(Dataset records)
+--

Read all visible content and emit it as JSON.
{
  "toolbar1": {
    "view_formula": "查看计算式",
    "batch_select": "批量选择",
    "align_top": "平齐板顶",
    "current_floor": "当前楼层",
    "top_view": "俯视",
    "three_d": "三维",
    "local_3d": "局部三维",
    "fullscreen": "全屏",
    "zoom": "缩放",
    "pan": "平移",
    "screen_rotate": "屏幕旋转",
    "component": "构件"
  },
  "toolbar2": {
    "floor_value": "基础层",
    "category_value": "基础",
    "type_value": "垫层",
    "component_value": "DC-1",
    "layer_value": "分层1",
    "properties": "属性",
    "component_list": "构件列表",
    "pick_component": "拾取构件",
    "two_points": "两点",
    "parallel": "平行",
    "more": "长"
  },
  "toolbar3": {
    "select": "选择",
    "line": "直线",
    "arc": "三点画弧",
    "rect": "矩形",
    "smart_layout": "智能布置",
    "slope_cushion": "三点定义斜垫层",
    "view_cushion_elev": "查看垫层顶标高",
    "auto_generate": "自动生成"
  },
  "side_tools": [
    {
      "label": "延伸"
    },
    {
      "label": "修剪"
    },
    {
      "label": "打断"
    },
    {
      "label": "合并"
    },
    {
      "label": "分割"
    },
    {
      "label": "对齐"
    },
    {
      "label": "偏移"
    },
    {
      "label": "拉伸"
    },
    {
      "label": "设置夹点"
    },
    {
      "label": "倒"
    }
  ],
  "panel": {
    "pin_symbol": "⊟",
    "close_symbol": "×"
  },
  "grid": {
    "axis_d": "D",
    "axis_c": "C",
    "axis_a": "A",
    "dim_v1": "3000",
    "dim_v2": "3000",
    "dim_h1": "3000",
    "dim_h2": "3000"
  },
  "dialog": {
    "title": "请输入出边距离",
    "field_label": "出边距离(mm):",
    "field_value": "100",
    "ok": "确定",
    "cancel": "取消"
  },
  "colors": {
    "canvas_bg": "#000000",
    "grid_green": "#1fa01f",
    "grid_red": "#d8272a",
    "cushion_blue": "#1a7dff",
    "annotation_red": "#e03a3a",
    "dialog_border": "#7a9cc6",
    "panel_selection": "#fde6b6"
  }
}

+--

• Problem description
Please copy out each record, character for character.

• Result of the exercise
Read all visible content and emit it as JSON.
{
  "toolbar1": {
    "view_formula": "查看计算式",
    "batch_select": "批量选择",
    "align_top": "平齐板顶",
    "current_floor": "当前楼层",
    "top_view": "俯视",
    "three_d": "三维",
    "local_3d": "局部三维",
    "fullscreen": "全屏",
    "zoom": "缩放",
    "pan": "平移",
    "screen_rotate": "屏幕旋转",
    "component": "构件"
  },
  "toolbar2": {
    "floor_value": "基础层",
    "category_value": "基础",
    "type_value": "垫层",
    "component_value": "DC-1",
    "layer_value": "分层1",
    "properties": "属性",
    "component_list": "构件列表",
    "pick_component": "拾取构件",
    "two_points": "两点",
    "parallel": "平行",
    "more": "长"
  },
  "toolbar3": {
    "select": "选择",
    "line": "直线",
    "arc": "三点画弧",
    "rect": "矩形",
    "smart_layout": "智能布置",
    "slope_cushion": "三点定义斜垫层",
    "view_cushion_elev": "查看垫层顶标高",
    "auto_generate": "自动生成"
  },
  "side_tools": [
    {
      "label": "延伸"
    },
    {
      "label": "修剪"
    },
    {
      "label": "打断"
    },
    {
      "label": "合并"
    },
    {
      "label": "分割"
    },
    {
      "label": "对齐"
    },
    {
      "label": "偏移"
    },
    {
      "label": "拉伸"
    },
    {
      "label": "设置夹点"
    },
    {
      "label": "倒"
    }
  ],
  "panel": {
    "pin_symbol": "⊟",
    "close_symbol": "×"
  },
  "grid": {
    "axis_d": "D",
    "axis_c": "C",
    "axis_a": "A",
    "dim_v1": "3000",
    "dim_v2": "3000",
    "dim_h1": "3000",
    "dim_h2": "3000"
  },
  "dialog": {
    "title": "请输入出边距离",
    "field_label": "出边距离(mm):",
    "field_value": "100",
    "ok": "确定",
    "cancel": "取消"
  },
  "colors": {
    "canvas_bg": "#000000",
    "grid_green": "#1fa01f",
    "grid_red": "#d8272a",
    "cushion_blue": "#1a7dff",
    "annotation_red": "#e03a3a",
    "dialog_border": "#7a9cc6",
    "panel_selection": "#fde6b6"
  }
}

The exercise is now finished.